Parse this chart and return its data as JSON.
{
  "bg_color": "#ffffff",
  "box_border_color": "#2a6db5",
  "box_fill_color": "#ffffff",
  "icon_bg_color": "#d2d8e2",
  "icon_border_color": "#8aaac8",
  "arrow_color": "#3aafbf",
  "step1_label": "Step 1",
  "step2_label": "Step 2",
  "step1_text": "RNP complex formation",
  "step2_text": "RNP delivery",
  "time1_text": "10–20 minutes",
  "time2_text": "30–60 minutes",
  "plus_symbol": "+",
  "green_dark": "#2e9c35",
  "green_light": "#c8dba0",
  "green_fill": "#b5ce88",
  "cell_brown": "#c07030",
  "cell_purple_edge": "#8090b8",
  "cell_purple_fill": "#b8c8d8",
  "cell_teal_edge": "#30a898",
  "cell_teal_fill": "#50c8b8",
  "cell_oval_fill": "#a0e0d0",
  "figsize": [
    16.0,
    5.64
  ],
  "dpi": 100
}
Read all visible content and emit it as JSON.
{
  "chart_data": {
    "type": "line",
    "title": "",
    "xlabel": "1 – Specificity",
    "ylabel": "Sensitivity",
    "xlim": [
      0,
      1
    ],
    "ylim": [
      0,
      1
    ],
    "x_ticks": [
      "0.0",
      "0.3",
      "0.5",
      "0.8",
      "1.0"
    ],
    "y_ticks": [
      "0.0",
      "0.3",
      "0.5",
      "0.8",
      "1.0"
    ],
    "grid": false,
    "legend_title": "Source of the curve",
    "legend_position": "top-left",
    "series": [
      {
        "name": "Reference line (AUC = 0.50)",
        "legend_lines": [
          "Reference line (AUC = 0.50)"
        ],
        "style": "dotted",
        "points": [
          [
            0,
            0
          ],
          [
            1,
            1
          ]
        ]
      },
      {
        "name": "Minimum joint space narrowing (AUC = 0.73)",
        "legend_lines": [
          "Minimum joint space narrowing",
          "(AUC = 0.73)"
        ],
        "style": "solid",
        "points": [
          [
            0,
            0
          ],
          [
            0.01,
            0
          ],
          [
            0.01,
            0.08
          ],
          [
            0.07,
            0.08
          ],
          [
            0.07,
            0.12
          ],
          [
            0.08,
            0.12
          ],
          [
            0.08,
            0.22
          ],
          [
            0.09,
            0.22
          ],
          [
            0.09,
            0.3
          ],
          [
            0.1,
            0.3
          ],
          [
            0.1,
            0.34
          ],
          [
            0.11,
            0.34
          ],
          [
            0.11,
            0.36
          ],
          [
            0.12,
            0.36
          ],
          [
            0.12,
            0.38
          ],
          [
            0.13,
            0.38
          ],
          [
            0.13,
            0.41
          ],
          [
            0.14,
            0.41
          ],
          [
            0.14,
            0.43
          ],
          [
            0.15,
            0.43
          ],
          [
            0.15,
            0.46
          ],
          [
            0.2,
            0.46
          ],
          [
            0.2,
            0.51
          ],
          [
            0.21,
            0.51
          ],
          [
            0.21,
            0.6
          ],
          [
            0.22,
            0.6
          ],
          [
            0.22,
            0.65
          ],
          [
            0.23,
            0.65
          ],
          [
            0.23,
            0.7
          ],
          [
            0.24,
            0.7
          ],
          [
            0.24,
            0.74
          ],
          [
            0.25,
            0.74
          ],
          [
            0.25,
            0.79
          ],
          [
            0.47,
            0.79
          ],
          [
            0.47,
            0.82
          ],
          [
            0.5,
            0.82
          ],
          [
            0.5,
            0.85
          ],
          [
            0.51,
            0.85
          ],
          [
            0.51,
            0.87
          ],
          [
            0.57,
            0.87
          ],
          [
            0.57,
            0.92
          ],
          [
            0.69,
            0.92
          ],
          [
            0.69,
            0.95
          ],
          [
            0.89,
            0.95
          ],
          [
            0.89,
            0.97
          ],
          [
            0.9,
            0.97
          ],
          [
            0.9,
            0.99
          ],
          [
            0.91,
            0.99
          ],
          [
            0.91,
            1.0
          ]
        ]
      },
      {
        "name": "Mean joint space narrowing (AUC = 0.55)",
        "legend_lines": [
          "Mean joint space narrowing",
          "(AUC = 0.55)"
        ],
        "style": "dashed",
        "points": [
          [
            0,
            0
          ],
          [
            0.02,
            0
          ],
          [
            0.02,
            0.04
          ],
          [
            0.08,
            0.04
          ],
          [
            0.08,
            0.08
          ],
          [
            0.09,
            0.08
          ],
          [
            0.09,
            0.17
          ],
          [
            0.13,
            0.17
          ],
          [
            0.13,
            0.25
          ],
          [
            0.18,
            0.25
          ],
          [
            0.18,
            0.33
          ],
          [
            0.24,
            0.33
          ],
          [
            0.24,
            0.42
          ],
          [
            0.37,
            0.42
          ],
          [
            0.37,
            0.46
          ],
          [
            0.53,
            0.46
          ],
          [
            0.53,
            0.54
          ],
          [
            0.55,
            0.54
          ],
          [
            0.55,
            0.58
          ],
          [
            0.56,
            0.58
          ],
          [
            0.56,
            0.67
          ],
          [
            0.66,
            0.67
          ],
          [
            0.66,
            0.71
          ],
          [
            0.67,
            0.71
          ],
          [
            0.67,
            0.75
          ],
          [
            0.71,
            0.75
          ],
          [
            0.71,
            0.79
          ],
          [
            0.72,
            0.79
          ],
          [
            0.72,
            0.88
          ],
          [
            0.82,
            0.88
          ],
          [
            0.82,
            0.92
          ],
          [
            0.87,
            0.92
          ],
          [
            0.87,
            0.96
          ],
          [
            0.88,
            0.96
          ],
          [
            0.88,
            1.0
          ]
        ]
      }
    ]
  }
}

◇ ◇ ◇

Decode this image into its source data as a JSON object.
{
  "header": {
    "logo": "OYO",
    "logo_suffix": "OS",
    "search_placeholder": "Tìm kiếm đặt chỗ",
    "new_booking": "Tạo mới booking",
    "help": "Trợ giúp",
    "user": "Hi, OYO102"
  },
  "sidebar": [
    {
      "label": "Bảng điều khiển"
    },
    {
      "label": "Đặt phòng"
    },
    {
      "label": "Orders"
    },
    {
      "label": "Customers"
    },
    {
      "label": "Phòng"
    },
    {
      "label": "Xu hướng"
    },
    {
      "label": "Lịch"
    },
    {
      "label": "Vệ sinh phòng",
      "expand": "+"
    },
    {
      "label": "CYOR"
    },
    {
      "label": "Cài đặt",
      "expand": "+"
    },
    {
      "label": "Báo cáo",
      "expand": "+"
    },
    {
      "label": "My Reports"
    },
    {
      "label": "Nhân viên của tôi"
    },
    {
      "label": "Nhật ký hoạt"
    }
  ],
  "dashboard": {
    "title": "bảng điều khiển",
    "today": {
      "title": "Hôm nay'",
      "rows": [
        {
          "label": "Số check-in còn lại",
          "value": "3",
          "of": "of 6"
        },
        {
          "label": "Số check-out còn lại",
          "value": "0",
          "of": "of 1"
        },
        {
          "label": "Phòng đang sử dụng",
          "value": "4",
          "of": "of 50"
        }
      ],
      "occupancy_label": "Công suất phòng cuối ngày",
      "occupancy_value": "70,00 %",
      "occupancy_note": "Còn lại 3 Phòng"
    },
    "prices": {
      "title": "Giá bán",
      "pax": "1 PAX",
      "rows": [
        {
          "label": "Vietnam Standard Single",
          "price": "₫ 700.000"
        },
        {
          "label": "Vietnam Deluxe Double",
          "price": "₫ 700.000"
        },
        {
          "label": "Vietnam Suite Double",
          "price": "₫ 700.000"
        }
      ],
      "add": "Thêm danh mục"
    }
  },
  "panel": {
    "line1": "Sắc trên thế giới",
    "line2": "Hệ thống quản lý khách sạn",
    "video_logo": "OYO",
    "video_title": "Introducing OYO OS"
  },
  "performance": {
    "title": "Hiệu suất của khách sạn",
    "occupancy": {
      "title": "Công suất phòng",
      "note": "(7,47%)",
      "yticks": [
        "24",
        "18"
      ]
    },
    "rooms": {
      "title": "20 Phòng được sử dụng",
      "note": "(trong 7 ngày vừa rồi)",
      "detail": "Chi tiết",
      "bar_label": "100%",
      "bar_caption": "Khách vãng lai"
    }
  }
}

◇ ◇ ◇

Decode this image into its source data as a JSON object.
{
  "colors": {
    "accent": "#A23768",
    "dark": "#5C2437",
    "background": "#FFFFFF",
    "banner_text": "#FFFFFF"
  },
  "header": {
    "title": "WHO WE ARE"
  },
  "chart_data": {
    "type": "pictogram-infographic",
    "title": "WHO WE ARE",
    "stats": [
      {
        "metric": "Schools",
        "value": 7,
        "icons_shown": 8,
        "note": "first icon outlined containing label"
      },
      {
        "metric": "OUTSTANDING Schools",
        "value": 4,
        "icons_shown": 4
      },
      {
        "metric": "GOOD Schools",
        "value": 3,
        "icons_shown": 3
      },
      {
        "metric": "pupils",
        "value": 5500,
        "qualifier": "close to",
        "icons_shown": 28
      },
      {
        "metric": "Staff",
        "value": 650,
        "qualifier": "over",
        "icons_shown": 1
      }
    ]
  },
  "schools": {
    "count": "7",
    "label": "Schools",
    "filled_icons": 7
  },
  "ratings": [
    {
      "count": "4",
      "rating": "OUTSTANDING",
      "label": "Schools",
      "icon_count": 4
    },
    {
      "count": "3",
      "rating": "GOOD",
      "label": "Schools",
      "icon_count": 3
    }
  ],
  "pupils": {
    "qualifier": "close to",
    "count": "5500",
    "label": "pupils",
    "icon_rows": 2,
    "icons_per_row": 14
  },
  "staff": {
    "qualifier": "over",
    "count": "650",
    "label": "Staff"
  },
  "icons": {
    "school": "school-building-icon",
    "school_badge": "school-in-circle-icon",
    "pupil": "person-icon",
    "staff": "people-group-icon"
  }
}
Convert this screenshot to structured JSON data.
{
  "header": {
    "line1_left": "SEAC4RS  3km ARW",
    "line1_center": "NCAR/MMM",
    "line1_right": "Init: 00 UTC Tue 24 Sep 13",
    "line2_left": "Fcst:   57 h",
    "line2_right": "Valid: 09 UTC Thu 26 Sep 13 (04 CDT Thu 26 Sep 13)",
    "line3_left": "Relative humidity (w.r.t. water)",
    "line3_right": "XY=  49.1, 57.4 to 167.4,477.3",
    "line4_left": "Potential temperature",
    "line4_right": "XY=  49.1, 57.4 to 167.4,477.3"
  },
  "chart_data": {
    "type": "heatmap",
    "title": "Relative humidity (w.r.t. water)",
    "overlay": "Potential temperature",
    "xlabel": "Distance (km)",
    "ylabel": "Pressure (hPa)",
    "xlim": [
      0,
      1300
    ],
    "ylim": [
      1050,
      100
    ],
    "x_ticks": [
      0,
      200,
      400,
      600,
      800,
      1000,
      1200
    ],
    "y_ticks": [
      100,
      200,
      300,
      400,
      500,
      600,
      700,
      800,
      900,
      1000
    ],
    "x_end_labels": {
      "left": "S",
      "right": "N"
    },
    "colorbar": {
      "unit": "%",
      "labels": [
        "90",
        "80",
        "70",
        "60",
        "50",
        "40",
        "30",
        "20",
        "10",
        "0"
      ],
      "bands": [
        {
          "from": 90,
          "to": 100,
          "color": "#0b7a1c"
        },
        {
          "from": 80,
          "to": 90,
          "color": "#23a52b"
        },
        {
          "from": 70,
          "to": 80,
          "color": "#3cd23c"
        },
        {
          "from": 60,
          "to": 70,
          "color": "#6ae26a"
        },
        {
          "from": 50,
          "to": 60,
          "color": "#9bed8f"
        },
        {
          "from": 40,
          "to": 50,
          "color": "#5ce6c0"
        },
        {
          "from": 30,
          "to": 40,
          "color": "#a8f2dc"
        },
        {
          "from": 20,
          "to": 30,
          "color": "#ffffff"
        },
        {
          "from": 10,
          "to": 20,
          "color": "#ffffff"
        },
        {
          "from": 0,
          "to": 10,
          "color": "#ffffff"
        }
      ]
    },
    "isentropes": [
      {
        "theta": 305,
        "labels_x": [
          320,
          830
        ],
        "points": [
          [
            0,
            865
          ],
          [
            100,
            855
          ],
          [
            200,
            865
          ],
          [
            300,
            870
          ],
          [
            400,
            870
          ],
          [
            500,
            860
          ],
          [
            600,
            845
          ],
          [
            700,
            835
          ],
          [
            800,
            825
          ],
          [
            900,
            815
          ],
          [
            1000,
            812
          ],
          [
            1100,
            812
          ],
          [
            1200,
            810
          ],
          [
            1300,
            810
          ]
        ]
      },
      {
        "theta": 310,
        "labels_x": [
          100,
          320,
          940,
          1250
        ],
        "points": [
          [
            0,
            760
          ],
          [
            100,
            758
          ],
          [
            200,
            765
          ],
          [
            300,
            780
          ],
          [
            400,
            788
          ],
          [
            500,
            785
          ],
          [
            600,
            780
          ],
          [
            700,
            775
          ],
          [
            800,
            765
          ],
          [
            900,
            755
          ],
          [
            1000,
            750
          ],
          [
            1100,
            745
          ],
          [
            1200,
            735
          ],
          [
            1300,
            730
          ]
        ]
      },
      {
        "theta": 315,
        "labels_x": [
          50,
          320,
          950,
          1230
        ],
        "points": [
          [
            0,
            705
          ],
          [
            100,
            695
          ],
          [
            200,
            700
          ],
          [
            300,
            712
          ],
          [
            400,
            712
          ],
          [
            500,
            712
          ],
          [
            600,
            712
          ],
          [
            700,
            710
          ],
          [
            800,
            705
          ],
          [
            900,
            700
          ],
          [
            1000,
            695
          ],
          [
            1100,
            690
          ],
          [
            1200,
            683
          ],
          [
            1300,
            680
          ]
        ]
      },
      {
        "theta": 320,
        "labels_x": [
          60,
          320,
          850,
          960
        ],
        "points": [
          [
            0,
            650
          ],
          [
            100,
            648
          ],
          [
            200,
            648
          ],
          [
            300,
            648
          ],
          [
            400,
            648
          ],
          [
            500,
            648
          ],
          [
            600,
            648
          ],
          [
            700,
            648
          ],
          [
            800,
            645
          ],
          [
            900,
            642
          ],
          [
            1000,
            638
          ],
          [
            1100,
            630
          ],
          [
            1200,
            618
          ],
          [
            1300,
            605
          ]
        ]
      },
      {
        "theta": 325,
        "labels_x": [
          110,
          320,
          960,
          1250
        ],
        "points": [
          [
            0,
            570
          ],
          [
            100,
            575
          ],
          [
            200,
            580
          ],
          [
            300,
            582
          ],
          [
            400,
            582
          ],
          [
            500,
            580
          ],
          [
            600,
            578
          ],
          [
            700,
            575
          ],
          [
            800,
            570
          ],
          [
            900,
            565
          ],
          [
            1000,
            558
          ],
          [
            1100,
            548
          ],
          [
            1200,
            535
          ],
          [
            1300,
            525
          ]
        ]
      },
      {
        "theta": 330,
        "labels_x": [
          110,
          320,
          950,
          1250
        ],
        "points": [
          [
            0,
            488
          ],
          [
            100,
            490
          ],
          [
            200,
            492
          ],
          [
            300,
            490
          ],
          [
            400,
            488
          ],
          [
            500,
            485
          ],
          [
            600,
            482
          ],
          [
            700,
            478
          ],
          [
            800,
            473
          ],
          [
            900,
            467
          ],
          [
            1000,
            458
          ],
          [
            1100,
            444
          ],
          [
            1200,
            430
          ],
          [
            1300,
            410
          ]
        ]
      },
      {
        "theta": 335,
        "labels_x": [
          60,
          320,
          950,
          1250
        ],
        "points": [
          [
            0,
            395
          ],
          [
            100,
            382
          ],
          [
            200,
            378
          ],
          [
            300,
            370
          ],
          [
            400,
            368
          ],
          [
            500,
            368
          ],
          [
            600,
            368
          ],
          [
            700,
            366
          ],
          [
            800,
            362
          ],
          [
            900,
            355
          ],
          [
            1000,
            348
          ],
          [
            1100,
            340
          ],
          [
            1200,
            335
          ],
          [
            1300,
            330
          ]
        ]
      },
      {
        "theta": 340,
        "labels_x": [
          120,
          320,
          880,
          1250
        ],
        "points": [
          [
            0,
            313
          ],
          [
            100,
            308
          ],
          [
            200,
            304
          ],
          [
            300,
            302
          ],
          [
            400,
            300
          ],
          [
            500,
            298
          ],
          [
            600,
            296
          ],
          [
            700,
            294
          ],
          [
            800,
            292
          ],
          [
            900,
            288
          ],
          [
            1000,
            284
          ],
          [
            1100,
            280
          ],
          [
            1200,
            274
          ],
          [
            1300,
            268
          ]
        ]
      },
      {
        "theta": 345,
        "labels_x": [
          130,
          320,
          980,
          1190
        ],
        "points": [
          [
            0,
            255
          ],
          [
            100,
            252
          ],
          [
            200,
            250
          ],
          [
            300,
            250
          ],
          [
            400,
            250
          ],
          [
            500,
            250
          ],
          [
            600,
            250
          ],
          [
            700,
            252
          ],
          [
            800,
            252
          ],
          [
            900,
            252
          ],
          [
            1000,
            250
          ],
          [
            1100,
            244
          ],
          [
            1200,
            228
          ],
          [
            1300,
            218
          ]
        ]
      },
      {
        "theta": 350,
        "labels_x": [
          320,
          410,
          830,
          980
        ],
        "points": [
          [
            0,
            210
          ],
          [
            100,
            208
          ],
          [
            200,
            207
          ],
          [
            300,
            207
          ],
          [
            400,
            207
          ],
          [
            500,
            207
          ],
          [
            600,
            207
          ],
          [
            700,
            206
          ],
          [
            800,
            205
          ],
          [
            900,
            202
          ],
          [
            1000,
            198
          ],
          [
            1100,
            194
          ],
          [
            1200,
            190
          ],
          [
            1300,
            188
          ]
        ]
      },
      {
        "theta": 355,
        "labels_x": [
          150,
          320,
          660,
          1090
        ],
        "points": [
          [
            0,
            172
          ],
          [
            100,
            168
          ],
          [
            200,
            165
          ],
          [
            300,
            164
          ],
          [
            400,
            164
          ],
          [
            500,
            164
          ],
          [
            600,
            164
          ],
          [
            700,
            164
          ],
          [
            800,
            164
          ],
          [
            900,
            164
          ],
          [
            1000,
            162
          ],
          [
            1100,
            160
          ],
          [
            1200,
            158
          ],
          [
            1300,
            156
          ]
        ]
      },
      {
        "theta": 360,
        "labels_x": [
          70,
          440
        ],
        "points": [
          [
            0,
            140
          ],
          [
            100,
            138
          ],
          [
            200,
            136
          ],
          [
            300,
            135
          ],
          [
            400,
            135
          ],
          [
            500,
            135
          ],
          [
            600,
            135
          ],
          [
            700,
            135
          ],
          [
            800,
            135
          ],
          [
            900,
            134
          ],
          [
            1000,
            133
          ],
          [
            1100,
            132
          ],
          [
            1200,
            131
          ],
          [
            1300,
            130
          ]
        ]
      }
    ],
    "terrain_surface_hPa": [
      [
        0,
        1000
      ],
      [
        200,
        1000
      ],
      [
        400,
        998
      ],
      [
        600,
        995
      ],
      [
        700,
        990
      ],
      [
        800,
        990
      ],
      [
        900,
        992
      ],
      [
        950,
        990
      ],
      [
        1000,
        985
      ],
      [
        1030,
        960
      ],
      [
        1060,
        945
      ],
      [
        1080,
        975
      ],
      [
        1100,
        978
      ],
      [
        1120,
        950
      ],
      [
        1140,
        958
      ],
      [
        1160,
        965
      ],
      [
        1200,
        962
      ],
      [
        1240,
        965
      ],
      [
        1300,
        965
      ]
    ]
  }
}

◇ ◇ ◇

STATED GOAL: Copy each line above that contains the string "khiển".

EXERCISE RESULT:
      "label": "Bảng điều khiển"
    "title": "bảng điều khiển",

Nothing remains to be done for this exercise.